WHAT THE TASK ASKS: Please pull out every line that includes the string "Health".
-- -- --
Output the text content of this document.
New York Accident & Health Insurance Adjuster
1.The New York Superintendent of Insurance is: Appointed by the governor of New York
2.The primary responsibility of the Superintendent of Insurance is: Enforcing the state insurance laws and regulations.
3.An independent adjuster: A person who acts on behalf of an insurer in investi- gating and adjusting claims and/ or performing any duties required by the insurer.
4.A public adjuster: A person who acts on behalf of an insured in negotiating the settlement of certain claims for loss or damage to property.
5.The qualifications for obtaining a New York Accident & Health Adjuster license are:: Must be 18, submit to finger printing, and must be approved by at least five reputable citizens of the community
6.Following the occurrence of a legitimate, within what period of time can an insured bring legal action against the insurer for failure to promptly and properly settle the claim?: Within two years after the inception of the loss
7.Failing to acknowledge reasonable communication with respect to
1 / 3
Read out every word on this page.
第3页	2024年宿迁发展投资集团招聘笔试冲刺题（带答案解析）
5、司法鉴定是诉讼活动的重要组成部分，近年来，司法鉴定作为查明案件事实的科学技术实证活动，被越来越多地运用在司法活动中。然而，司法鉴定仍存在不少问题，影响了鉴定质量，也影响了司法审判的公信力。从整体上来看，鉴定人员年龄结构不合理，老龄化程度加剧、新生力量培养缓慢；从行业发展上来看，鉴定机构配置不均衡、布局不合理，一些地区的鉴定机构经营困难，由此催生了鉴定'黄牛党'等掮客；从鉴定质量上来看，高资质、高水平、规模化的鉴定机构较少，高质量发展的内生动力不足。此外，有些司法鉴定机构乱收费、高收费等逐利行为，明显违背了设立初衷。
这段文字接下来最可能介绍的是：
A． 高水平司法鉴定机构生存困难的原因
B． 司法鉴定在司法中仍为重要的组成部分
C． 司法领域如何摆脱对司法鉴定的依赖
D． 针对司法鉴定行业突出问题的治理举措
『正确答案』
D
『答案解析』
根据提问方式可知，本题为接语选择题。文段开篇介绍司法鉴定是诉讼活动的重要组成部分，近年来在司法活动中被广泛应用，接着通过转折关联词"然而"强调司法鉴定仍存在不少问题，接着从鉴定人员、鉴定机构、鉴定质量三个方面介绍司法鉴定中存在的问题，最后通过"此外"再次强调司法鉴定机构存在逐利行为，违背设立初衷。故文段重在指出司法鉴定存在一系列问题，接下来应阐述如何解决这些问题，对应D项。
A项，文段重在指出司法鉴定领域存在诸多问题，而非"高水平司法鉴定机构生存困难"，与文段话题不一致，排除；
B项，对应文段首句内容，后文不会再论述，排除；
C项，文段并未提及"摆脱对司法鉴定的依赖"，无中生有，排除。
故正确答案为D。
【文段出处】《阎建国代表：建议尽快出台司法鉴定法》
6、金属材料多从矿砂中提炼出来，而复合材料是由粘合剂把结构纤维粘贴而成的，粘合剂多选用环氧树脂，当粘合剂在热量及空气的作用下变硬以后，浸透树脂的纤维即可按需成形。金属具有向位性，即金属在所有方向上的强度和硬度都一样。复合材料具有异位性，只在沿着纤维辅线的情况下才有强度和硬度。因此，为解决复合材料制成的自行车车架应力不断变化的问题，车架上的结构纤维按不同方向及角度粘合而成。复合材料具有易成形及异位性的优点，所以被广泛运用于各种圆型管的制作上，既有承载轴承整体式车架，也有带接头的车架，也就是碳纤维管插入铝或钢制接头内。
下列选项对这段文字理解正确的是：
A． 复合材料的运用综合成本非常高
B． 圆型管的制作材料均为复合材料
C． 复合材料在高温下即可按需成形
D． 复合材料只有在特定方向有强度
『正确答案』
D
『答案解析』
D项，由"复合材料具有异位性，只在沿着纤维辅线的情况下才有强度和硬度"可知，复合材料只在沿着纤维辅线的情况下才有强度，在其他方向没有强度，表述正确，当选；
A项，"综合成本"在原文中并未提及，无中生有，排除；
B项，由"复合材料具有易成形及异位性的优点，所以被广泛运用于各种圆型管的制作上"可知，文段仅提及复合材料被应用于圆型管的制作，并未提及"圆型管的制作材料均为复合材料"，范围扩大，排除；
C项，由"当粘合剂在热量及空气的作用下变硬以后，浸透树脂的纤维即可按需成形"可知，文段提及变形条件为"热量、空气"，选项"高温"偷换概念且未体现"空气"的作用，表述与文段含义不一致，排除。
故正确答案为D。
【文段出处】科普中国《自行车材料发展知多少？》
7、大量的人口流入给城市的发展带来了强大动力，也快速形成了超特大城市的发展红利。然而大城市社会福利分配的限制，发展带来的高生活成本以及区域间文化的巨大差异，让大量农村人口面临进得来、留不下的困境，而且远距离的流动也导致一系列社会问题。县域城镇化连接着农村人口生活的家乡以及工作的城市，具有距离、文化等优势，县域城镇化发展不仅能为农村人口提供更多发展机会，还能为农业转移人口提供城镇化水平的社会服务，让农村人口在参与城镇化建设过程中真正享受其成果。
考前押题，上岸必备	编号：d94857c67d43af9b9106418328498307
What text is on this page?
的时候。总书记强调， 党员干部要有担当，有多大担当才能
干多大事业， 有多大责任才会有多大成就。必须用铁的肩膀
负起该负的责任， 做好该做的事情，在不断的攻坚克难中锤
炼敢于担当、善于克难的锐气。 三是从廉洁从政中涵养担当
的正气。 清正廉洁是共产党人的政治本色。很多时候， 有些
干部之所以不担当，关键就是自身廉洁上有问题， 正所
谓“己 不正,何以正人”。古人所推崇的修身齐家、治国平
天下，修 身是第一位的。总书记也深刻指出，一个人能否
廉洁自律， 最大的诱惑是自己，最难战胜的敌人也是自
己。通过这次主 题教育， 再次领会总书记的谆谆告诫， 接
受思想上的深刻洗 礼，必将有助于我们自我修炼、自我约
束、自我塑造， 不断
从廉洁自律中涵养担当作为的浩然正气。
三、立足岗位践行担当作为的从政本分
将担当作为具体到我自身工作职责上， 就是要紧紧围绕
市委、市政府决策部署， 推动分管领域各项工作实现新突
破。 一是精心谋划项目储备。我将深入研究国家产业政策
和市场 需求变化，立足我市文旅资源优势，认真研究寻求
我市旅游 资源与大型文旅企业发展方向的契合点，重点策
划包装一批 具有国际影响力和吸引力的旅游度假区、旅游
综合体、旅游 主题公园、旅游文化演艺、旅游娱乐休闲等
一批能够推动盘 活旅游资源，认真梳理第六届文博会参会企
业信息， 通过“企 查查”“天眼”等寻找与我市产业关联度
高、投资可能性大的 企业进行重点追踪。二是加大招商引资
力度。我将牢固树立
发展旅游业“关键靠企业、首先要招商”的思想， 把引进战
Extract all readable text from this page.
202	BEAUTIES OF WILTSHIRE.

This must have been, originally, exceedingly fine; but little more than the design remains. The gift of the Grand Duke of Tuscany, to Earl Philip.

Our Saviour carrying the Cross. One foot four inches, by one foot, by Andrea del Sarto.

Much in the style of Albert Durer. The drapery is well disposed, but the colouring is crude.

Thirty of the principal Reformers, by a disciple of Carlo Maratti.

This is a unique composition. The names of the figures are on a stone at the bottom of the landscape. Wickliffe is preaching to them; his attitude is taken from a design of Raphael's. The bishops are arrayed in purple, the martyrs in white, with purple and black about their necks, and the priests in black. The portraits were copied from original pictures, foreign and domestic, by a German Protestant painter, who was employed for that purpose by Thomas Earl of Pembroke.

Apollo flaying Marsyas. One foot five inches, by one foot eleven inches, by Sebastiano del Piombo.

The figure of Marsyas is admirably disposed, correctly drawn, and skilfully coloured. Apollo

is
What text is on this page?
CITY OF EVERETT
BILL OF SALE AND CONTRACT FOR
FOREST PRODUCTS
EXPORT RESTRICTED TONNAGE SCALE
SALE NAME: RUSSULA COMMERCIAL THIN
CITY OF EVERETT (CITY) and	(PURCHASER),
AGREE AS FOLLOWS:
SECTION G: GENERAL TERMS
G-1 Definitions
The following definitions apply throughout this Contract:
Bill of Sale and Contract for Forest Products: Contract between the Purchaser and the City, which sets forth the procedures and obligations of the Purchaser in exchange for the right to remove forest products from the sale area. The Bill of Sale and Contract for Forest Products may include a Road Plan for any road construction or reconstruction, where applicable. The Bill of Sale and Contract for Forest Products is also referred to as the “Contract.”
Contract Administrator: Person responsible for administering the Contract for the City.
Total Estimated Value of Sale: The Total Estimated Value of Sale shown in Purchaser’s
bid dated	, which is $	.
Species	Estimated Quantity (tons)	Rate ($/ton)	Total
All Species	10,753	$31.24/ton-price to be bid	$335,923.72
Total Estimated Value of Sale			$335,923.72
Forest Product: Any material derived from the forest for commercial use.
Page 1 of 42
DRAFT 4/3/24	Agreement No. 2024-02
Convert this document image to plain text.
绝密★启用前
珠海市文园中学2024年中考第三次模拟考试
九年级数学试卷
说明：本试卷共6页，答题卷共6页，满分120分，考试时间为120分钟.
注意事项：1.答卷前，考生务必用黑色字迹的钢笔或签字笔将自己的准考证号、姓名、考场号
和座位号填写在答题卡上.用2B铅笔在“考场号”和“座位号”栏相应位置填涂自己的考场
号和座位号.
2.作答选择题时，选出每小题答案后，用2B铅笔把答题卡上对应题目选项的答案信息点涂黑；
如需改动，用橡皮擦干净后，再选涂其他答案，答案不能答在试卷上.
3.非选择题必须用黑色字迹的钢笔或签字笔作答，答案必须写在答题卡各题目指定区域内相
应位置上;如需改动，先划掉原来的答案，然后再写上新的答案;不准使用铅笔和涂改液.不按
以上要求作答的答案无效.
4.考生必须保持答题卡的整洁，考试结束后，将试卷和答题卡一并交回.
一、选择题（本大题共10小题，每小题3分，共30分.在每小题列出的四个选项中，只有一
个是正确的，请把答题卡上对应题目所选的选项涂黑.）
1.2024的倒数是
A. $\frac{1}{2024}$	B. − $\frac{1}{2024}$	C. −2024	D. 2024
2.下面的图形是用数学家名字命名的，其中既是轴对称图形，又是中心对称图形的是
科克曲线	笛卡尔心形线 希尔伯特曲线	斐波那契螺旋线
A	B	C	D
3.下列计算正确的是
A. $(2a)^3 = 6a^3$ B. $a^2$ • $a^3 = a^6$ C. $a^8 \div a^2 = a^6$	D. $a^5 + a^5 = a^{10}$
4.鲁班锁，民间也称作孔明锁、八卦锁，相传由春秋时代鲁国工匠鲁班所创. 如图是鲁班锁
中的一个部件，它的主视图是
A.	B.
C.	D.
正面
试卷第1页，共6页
-- -- --
COMPLETED TASK:
New York Accident & Health Insurance Adjuster
5.The qualifications for obtaining a New York Accident & Health Adjuster license are:: Must be 18, submit to finger printing, and must be approved by at least five reputable citizens of the community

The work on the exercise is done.